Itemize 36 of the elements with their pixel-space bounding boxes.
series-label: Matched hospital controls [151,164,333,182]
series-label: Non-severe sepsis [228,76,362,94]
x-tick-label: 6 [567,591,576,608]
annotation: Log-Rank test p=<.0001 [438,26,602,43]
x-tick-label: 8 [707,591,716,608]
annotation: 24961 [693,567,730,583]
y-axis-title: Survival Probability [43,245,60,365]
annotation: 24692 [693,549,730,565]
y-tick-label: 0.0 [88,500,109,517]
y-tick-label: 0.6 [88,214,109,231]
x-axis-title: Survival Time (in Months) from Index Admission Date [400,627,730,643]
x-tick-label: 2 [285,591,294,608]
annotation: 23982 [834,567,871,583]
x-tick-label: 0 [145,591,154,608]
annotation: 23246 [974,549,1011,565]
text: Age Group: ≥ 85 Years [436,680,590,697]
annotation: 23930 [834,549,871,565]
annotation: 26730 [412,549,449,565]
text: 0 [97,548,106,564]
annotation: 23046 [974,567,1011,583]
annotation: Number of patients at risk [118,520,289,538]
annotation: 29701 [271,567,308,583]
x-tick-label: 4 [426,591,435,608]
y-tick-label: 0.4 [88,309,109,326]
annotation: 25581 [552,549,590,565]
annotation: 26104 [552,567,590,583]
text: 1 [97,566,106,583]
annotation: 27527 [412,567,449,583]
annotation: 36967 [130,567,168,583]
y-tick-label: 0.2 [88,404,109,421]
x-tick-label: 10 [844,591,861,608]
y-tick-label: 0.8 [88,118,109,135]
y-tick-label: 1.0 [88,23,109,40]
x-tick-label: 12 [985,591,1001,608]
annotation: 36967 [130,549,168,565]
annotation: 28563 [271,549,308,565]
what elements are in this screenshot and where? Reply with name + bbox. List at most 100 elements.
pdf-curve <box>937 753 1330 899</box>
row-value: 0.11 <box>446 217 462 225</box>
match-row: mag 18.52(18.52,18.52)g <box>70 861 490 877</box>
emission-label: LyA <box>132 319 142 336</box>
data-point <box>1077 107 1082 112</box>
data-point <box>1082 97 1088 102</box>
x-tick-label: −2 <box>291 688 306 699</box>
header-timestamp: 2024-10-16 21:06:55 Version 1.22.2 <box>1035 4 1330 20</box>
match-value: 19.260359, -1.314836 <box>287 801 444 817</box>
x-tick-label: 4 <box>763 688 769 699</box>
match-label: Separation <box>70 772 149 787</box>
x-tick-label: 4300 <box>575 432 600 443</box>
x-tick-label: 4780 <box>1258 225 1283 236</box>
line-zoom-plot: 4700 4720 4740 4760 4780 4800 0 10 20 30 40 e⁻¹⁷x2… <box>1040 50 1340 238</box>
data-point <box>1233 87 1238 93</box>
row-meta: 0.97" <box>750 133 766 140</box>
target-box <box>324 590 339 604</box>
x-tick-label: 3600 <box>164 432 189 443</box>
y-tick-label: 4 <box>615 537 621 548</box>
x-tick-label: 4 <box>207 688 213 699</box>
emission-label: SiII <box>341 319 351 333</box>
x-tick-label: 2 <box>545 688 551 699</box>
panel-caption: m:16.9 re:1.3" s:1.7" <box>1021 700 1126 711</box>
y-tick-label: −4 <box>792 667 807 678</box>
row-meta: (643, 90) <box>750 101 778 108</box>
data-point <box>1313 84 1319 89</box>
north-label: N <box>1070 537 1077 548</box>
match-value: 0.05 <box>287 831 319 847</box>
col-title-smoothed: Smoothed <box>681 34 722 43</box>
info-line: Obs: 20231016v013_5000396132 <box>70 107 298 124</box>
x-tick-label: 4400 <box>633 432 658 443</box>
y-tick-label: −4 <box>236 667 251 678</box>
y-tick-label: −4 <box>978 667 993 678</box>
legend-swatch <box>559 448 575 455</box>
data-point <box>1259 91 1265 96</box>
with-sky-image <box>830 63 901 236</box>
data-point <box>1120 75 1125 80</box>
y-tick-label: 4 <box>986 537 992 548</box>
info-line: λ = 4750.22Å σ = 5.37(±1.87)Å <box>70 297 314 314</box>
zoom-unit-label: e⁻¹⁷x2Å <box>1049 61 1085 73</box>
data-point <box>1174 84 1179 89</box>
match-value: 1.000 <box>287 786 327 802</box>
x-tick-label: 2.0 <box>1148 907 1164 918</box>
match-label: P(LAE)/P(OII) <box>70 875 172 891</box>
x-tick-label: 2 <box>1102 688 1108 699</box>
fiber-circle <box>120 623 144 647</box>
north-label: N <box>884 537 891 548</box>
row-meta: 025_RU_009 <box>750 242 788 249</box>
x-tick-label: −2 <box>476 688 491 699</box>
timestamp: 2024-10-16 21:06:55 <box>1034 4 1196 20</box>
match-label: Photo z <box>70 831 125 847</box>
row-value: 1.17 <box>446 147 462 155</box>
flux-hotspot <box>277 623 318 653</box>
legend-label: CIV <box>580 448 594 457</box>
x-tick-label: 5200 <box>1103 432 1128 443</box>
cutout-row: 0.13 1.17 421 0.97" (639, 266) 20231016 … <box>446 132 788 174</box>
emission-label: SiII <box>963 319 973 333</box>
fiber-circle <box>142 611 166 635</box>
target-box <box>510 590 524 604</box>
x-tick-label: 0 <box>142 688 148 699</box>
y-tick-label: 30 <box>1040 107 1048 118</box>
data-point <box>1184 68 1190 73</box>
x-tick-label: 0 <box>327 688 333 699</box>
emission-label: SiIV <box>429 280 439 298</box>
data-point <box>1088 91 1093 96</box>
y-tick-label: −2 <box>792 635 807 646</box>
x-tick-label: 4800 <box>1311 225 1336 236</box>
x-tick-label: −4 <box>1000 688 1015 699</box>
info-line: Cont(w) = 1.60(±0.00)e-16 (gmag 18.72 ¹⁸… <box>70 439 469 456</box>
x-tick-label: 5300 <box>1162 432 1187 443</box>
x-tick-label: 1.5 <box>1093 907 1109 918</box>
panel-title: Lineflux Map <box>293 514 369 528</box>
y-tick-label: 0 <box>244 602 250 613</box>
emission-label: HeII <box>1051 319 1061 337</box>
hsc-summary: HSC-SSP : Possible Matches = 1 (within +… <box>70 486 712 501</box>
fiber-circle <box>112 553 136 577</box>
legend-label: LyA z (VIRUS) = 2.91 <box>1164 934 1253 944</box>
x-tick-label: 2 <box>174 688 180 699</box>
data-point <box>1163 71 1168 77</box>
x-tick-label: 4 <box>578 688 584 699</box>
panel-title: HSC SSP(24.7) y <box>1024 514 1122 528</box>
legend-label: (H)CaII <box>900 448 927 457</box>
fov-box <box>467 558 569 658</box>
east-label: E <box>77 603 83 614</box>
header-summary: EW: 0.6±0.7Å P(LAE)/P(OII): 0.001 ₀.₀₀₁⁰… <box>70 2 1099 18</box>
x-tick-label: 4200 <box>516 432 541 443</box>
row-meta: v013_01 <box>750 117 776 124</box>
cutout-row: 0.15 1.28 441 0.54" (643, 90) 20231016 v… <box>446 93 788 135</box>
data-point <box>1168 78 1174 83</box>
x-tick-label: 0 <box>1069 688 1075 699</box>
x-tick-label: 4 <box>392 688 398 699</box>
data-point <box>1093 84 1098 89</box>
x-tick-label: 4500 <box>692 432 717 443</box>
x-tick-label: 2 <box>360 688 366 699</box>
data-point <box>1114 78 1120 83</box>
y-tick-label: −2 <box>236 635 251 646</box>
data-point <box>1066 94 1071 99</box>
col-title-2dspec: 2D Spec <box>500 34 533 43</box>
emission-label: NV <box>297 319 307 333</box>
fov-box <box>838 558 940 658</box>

§ Work to be completed: Copy every line of the data above in which the string "north" appears.

§ Response to this task:
north-label: N <box>1070 537 1077 548</box>
north-label: N <box>884 537 891 548</box>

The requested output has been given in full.